> READING TEXT
┏━━

* Foreign investors see opportunity in Peru sell-off
* Humala may talk the talk, but can he walk the walk?
* "It's going to have to be a show-me story"
By Herbert Lash
NEW YORK, April 14 Some on Wall Street don't
buy the Sell Peru story. Its growth prospects are too enticing
and the left-wing nationalist leading in the polls has pledged
to soften his stance if elected to the presidential palace.
Major U.S. fund managers invested in Peru are carefully
examining the election campaign and weighing the outlook for
the Andean nation, which is growing at an almost double digit
pace and reveling in a mining boom.
Ollanta Humala spooked investors when he surged to the
front in the first round of Peru's presidential race last
weekend. The country's stock market has plunged and the
currency slumped on fears Humala, who was pardoned for a brief
coup attempt in 2000, will boost mining taxes and take over
Masha Gordon, head of emerging market equity strategy at
PIMCO, which manages $1.2 trillion in assets, said Humala might
be compelled to tone down his left-wing rhetoric, aimed at the
large slice of voters not yet sharing in Peru's economic boom.

┗━━

> EXCERPTED RECORDS
┏━━

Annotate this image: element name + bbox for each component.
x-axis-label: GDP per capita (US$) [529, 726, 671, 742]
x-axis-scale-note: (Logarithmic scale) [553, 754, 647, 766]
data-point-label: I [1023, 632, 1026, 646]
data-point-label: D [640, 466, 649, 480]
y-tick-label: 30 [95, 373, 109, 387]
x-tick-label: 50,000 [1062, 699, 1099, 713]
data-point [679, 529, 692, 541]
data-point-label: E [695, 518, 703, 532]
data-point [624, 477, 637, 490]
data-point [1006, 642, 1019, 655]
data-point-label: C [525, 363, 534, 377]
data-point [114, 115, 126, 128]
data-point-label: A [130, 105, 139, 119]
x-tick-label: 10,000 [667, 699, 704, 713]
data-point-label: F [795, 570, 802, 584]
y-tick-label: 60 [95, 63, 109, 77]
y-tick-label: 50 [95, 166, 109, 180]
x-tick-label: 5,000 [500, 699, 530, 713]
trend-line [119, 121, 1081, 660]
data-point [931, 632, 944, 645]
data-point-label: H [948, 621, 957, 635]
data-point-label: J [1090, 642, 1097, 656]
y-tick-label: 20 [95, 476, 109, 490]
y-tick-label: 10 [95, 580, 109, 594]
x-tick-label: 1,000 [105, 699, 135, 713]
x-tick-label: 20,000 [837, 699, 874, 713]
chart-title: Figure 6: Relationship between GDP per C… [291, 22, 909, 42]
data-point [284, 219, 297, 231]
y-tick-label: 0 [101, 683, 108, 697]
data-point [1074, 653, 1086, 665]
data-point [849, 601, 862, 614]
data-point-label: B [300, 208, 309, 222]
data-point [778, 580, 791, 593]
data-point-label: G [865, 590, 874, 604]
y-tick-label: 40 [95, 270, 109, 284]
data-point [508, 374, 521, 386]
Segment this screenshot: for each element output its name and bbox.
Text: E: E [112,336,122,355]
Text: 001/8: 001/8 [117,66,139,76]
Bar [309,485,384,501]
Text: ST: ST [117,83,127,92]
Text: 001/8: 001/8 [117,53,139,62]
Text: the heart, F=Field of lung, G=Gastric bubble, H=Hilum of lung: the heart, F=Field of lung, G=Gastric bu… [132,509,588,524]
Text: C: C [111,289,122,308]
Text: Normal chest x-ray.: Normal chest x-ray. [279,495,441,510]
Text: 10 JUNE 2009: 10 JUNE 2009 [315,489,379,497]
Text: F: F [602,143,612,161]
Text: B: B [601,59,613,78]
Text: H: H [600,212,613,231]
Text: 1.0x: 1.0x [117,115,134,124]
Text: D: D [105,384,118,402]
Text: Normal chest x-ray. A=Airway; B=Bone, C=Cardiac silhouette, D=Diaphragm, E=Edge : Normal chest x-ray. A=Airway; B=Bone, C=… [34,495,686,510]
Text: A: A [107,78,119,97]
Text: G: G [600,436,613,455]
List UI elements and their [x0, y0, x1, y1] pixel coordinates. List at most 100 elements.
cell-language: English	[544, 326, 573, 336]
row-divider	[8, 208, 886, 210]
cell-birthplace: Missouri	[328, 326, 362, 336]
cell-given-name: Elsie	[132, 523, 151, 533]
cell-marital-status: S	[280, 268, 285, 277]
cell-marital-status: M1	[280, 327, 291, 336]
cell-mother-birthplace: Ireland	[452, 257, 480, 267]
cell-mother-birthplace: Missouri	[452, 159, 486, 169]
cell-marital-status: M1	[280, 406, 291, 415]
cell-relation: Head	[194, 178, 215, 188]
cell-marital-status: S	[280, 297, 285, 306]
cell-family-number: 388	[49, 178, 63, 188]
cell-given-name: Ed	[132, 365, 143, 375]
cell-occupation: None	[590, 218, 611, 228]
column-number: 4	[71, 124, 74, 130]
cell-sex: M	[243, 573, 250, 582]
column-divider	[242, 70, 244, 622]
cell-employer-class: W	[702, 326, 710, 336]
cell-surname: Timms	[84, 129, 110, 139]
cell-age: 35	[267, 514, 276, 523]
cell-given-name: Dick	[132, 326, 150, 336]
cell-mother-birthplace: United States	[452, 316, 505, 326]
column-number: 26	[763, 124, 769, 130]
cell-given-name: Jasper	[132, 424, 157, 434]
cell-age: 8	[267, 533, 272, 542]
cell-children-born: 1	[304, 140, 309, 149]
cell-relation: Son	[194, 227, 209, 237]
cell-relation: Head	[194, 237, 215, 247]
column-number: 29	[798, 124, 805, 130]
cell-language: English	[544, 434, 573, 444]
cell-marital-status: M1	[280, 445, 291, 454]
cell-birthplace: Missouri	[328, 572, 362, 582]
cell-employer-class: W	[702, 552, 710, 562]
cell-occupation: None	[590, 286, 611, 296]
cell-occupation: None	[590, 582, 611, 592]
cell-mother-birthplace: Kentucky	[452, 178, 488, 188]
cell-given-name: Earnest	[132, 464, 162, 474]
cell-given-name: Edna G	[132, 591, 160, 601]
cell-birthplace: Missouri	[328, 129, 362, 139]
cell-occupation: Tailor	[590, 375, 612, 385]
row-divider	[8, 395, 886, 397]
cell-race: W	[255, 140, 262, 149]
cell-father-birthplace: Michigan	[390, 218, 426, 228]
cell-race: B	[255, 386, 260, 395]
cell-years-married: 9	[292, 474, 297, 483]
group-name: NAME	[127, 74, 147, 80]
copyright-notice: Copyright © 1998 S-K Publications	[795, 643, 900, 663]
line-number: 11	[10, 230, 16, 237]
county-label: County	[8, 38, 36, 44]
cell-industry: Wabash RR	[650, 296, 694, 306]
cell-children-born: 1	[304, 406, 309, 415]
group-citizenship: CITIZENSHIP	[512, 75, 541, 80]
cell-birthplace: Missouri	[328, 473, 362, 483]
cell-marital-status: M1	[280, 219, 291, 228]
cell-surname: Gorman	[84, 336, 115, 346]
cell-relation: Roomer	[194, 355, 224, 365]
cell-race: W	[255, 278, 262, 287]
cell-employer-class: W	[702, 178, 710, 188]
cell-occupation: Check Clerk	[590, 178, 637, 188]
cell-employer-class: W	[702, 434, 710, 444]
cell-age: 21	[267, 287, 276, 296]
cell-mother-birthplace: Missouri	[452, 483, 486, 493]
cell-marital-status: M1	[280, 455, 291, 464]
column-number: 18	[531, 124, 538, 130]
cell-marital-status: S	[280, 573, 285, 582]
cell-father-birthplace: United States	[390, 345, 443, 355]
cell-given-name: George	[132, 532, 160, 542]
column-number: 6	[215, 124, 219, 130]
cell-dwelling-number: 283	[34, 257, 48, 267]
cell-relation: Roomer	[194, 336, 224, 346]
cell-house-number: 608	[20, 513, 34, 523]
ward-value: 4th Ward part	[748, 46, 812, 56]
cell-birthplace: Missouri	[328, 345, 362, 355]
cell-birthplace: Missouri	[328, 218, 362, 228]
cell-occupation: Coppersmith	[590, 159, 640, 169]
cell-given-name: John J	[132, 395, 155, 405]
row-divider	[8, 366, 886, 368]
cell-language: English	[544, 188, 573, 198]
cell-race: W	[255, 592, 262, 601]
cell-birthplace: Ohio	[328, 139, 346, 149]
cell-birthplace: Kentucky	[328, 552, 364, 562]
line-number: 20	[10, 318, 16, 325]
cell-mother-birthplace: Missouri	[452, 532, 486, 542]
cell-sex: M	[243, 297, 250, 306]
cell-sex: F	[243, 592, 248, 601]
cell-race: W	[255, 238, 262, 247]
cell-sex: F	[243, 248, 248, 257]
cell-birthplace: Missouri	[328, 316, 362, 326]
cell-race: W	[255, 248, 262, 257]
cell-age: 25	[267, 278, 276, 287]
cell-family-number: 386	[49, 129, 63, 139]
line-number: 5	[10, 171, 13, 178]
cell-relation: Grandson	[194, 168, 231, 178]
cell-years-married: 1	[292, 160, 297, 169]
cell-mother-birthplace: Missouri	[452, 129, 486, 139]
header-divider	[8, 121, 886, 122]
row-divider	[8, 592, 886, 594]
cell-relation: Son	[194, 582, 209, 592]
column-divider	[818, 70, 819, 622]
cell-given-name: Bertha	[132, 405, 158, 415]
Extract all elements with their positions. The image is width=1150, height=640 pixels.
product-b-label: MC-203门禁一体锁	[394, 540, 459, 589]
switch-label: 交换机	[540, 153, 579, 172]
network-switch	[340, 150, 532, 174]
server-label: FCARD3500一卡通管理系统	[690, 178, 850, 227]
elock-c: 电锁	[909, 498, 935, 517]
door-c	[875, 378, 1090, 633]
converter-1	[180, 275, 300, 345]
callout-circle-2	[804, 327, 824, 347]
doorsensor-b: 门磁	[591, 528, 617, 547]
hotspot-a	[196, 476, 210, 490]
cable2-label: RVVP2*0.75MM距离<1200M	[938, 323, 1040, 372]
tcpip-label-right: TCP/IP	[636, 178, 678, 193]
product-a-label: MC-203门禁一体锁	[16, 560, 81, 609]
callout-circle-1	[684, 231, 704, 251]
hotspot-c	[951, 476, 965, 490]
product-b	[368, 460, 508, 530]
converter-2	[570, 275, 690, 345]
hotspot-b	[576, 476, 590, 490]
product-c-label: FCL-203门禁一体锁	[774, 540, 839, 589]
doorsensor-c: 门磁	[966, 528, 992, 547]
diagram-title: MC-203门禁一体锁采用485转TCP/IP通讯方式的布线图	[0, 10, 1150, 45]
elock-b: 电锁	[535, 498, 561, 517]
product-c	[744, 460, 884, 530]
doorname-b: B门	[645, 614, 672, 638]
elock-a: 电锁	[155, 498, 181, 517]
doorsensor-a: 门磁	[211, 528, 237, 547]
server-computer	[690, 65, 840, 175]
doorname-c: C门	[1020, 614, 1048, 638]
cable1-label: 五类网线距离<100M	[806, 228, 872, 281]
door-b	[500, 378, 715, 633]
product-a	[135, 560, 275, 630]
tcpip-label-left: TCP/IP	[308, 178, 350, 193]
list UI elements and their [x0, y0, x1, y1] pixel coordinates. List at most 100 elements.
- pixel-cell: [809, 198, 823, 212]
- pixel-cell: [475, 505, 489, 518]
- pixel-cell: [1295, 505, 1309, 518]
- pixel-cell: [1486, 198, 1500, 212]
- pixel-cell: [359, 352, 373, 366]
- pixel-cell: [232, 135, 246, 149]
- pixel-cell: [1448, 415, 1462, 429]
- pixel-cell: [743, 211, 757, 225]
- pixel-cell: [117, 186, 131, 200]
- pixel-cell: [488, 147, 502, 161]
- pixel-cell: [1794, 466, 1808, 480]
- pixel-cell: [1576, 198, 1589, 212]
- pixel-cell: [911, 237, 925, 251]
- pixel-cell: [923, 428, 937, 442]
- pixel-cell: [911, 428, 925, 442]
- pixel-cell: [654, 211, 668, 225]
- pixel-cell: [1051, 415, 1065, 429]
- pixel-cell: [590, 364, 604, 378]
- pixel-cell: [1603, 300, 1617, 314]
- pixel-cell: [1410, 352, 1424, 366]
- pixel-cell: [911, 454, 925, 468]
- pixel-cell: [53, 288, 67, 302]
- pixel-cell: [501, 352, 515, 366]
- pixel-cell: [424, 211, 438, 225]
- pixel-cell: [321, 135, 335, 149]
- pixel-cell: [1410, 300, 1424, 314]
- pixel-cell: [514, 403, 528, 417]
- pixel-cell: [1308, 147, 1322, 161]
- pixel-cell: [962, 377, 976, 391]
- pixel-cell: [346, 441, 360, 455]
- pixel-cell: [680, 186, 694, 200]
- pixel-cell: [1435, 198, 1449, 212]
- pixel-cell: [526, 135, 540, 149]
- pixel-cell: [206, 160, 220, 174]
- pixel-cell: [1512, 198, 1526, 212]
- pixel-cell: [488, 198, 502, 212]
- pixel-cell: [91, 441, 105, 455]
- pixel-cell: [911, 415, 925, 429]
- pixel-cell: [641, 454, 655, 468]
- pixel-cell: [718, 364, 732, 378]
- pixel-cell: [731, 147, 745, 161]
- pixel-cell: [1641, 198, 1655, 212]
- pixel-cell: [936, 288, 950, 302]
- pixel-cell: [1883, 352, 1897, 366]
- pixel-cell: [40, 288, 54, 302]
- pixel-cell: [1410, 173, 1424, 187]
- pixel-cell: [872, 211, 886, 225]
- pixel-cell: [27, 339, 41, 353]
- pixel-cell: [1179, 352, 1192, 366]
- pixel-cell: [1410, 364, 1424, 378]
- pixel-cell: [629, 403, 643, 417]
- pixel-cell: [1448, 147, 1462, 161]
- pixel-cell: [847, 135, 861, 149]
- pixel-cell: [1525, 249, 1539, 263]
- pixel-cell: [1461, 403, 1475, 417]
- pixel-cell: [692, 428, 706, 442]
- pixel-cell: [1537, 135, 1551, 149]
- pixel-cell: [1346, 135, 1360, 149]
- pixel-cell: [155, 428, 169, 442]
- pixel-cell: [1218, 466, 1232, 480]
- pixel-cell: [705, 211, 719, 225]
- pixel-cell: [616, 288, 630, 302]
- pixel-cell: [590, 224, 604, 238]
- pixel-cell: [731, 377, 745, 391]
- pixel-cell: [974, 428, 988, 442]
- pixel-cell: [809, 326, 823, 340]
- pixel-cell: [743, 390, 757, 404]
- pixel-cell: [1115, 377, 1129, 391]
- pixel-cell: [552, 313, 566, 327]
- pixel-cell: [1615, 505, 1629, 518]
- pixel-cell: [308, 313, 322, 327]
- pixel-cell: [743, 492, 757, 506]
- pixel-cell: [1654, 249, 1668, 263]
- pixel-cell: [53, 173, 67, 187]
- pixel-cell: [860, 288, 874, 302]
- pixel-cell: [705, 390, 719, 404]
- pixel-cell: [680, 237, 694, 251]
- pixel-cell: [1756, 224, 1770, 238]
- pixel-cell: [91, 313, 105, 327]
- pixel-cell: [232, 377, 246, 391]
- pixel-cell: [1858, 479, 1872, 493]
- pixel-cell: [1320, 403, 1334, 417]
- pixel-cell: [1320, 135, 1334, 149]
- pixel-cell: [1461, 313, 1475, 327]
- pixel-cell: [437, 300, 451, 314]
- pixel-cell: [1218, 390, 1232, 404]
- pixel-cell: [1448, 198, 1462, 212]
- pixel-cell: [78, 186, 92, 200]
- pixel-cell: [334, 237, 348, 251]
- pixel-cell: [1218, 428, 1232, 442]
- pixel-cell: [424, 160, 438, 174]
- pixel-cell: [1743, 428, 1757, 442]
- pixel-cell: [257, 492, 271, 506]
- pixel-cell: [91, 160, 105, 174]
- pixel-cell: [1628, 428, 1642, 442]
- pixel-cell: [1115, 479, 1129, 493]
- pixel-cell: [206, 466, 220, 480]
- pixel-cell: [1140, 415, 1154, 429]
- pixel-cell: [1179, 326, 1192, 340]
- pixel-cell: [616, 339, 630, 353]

┗━━

> WORK ITEM A
Name every person mentioned in the article about foreign investors and Peru's election.
> WORK ITEM B
Extend the article about foreign investors and Peru's election, picking up after its final sentence.

> ANSWER A
Herbert Lash, Ollanta Humala, Masha Gordon

> ANSWER B
Humala has been signaling as much, with a key aide saying
on Wednesday that his goal for Peru is economic stability and
that he will not go down the road of left-wing leaders in
Venezuela and Bolivia if he wins the June 5 run-off. For
details see: [ID:nN13295500].
Gordon liked the low ratio of credit to the economy's size
in Peru, and calls the recent market sell-off enticing.
"When the market drops 14 percent, clearly that will garner
our interest," Gordon said. "After this drop, you can see the
markets are not trading at distressed levels, which is a good
sign. Investors are nervous, not panicked," she said.
Lima's general stock index .IGRA has tumbled almost 15
percent since March 28, when Humala gained in opinion polls and
failed to calm investors' nerves after delivering what was then
considered the most moderate speech of his career.
Jacek Dzierwa, global strategist at U.S. Global Investors
in San Antonio, said he hopes Humala will compare the strides
Peru has made if he wins, keep the country's pro-market
policies and not "throw everything into the waste basket."
The market's dip might be a buying opportunity, albeit a
calculated risk, said Dzierwa, who manages emerging market and
commodity-based equity assets.
"We will be watching because as I said, we are not pulling
out, we don't want to panic," said Dzierwa, who like other
investors was surprised by Humala's surge in the polls.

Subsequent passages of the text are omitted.